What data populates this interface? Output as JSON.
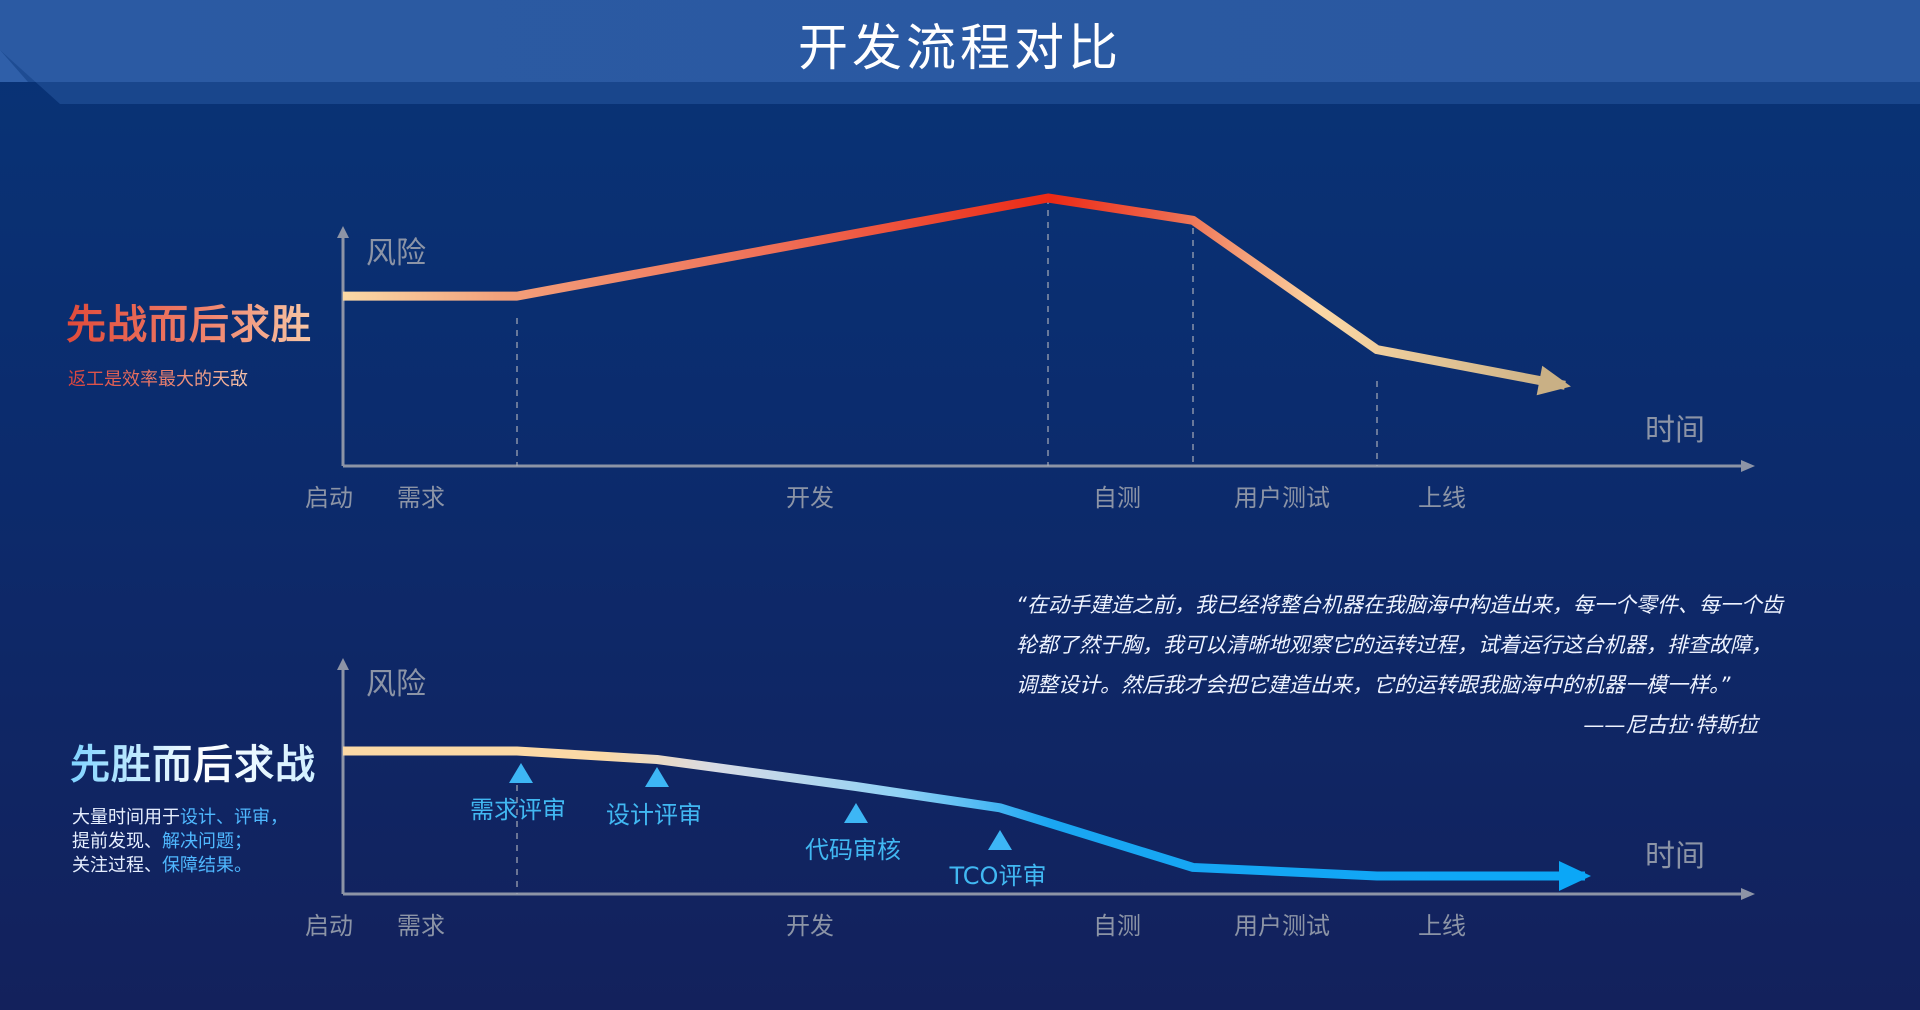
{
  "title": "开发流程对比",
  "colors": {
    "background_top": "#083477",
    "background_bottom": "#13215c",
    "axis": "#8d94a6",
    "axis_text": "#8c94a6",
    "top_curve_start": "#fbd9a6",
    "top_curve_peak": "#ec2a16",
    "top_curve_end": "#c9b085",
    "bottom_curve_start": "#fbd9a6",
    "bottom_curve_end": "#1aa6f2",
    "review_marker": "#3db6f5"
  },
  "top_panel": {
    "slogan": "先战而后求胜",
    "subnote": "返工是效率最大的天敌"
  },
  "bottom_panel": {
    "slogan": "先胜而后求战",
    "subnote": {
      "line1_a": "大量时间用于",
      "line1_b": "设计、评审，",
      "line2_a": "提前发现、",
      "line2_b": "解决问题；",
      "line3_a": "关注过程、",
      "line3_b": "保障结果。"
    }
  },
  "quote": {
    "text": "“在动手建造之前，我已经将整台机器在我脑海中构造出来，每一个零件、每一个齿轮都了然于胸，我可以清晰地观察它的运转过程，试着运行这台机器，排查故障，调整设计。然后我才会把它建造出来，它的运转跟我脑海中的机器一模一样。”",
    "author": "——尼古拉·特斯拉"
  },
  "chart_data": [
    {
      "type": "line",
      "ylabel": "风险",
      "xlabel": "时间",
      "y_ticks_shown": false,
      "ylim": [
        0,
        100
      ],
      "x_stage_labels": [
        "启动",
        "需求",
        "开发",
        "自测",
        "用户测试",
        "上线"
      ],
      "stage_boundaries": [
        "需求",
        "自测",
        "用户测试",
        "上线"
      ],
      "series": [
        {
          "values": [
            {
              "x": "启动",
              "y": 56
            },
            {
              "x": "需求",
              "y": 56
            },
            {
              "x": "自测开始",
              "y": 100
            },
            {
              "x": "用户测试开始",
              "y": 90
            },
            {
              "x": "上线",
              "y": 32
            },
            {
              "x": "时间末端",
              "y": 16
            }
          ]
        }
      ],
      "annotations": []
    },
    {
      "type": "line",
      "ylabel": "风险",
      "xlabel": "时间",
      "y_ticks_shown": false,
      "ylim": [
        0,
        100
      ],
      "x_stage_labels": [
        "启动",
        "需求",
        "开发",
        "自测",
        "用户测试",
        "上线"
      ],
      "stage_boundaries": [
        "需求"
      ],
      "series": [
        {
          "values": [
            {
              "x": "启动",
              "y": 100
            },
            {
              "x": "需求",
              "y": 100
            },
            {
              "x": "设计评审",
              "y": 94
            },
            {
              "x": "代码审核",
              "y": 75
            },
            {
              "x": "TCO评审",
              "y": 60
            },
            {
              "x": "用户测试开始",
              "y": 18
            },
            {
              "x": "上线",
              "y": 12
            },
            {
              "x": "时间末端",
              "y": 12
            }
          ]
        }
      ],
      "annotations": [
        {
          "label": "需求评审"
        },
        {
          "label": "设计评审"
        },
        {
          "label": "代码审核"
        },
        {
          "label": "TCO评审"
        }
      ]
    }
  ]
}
━━━━━━━━
TASK STATEMENT – Make a verbatim copy of all the entries and strip out the pictures.

EXERCISE SOLUTION –
What data populates this interface? Output as JSON.
{
  "title": "开发流程对比",
  "colors": {
    "background_top": "#083477",
    "background_bottom": "#13215c",
    "axis": "#8d94a6",
    "axis_text": "#8c94a6",
    "top_curve_start": "#fbd9a6",
    "top_curve_peak": "#ec2a16",
    "top_curve_end": "#c9b085",
    "bottom_curve_start": "#fbd9a6",
    "bottom_curve_end": "#1aa6f2",
    "review_marker": "#3db6f5"
  },
  "top_panel": {
    "slogan": "先战而后求胜",
    "subnote": "返工是效率最大的天敌"
  },
  "bottom_panel": {
    "slogan": "先胜而后求战",
    "subnote": {
      "line1_a": "大量时间用于",
      "line1_b": "设计、评审，",
      "line2_a": "提前发现、",
      "line2_b": "解决问题；",
      "line3_a": "关注过程、",
      "line3_b": "保障结果。"
    }
  },
  "quote": {
    "text": "“在动手建造之前，我已经将整台机器在我脑海中构造出来，每一个零件、每一个齿轮都了然于胸，我可以清晰地观察它的运转过程，试着运行这台机器，排查故障，调整设计。然后我才会把它建造出来，它的运转跟我脑海中的机器一模一样。”",
    "author": "——尼古拉·特斯拉"
  },
  "chart_data": [
    {
      "type": "line",
      "ylabel": "风险",
      "xlabel": "时间",
      "y_ticks_shown": false,
      "ylim": [
        0,
        100
      ],
      "x_stage_labels": [
        "启动",
        "需求",
        "开发",
        "自测",
        "用户测试",
        "上线"
      ],
      "stage_boundaries": [
        "需求",
        "自测",
        "用户测试",
        "上线"
      ],
      "series": [
        {
          "values": [
            {
              "x": "启动",
              "y": 56
            },
            {
              "x": "需求",
              "y": 56
            },
            {
              "x": "自测开始",
              "y": 100
            },
            {
              "x": "用户测试开始",
              "y": 90
            },
            {
              "x": "上线",
              "y": 32
            },
            {
              "x": "时间末端",
              "y": 16
            }
          ]
        }
      ],
      "annotations": []
    },
    {
      "type": "line",
      "ylabel": "风险",
      "xlabel": "时间",
      "y_ticks_shown": false,
      "ylim": [
        0,
        100
      ],
      "x_stage_labels": [
        "启动",
        "需求",
        "开发",
        "自测",
        "用户测试",
        "上线"
      ],
      "stage_boundaries": [
        "需求"
      ],
      "series": [
        {
          "values": [
            {
              "x": "启动",
              "y": 100
            },
            {
              "x": "需求",
              "y": 100
            },
            {
              "x": "设计评审",
              "y": 94
            },
            {
              "x": "代码审核",
              "y": 75
            },
            {
              "x": "TCO评审",
              "y": 60
            },
            {
              "x": "用户测试开始",
              "y": 18
            },
            {
              "x": "上线",
              "y": 12
            },
            {
              "x": "时间末端",
              "y": 12
            }
          ]
        }
      ],
      "annotations": [
        {
          "label": "需求评审"
        },
        {
          "label": "设计评审"
        },
        {
          "label": "代码审核"
        },
        {
          "label": "TCO评审"
        }
      ]
    }
  ]
}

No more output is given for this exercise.